### [Given problem]
Copy out each line of the material below with no changes.

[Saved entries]
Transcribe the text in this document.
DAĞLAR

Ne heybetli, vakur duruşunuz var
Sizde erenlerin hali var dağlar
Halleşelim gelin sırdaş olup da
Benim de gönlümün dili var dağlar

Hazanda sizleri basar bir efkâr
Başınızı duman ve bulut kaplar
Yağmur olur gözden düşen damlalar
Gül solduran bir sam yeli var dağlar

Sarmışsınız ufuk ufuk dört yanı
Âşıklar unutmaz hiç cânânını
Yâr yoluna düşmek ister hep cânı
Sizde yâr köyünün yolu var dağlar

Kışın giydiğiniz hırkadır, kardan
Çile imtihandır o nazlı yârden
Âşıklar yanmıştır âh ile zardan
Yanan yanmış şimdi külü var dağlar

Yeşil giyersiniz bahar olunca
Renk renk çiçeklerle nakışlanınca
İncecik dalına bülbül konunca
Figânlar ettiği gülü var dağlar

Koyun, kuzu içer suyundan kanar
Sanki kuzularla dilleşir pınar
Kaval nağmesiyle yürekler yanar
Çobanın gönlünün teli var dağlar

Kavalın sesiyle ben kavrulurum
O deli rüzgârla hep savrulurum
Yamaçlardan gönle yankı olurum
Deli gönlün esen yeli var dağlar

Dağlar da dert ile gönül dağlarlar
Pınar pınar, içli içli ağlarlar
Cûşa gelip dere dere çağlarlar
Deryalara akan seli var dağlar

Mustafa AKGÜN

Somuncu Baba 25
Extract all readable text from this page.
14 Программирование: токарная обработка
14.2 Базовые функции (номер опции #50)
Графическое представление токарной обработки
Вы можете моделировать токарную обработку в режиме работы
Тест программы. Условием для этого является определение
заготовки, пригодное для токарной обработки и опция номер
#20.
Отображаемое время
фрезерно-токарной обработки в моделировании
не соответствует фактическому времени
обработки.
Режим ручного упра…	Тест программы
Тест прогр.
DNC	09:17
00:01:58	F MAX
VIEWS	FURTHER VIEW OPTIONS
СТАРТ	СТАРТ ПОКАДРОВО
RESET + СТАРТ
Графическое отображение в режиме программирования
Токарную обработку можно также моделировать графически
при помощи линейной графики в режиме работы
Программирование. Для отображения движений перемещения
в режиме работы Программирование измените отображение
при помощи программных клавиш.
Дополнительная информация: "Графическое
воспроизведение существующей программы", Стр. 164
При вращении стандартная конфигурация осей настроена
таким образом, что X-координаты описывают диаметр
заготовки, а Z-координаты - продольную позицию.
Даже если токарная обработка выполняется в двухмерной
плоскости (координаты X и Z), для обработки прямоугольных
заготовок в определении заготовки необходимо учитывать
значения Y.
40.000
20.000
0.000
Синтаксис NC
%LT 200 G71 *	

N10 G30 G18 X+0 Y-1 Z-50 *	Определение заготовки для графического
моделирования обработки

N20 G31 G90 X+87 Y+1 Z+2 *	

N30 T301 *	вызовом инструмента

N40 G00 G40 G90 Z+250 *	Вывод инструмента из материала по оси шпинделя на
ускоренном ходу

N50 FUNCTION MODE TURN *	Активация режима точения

### [Response below]
Transcribe the text in this document.
DAĞLAR

Ne heybetli, vakur duruşunuz var
Sizde erenlerin hali var dağlar
Halleşelim gelin sırdaş olup da
Benim de gönlümün dili var dağlar

Hazanda sizleri basar bir efkâr
Başınızı duman ve bulut kaplar
Yağmur olur gözden düşen damlalar
Gül solduran bir sam yeli var dağlar

Sarmışsınız ufuk ufuk dört yanı
Âşıklar unutmaz hiç cânânını
Yâr yoluna düşmek ister hep cânı
Sizde yâr köyünün yolu var dağlar

Kışın giydiğiniz hırkadır, kardan
Çile imtihandır o nazlı yârden
Âşıklar yanmıştır âh ile zardan
Yanan yanmış şimdi külü var dağlar

Yeşil giyersiniz bahar olunca
Renk renk çiçeklerle nakışlanınca
İncecik dalına bülbül konunca
Figânlar ettiği gülü var dağlar

Koyun, kuzu içer suyundan kanar
Sanki kuzularla dilleşir pınar
Kaval nağmesiyle yürekler yanar
Çobanın gönlünün teli var dağlar

Kavalın sesiyle ben kavrulurum
O deli rüzgârla hep savrulurum
Yamaçlardan gönle yankı olurum
Deli gönlün esen yeli var dağlar

Dağlar da dert ile gönül dağlarlar
Pınar pınar, içli içli ağlarlar
Cûşa gelip dere dere çağlarlar
Deryalara akan seli var dağlar

Mustafa AKGÜN

Somuncu Baba 25
Extract all readable text from this page.
14 Программирование: токарная обработка
14.2 Базовые функции (номер опции #50)
Графическое представление токарной обработки
Вы можете моделировать токарную обработку в режиме работы
Тест программы. Условием для этого является определение
заготовки, пригодное для токарной обработки и опция номер
#20.
Отображаемое время
фрезерно-токарной обработки в моделировании
не соответствует фактическому времени
обработки.
Режим ручного упра…	Тест программы
Тест прогр.
DNC	09:17
00:01:58	F MAX
VIEWS	FURTHER VIEW OPTIONS
СТАРТ	СТАРТ ПОКАДРОВО
RESET + СТАРТ
Графическое отображение в режиме программирования
Токарную обработку можно также моделировать графически
при помощи линейной графики в режиме работы
Программирование. Для отображения движений перемещения
в режиме работы Программирование измените отображение
при помощи программных клавиш.
Дополнительная информация: "Графическое
воспроизведение существующей программы", Стр. 164
При вращении стандартная конфигурация осей настроена
таким образом, что X-координаты описывают диаметр
заготовки, а Z-координаты - продольную позицию.
Даже если токарная обработка выполняется в двухмерной
плоскости (координаты X и Z), для обработки прямоугольных
заготовок в определении заготовки необходимо учитывать
значения Y.
40.000
20.000
0.000
Синтаксис NC
%LT 200 G71 *	

N10 G30 G18 X+0 Y-1 Z-50 *	Определение заготовки для графического
моделирования обработки

N20 G31 G90 X+87 Y+1 Z+2 *	

N30 T301 *	вызовом инструмента

N40 G00 G40 G90 Z+250 *	Вывод инструмента из материала по оси шпинделя на
ускоренном ходу

N50 FUNCTION MODE TURN *	Активация режима точения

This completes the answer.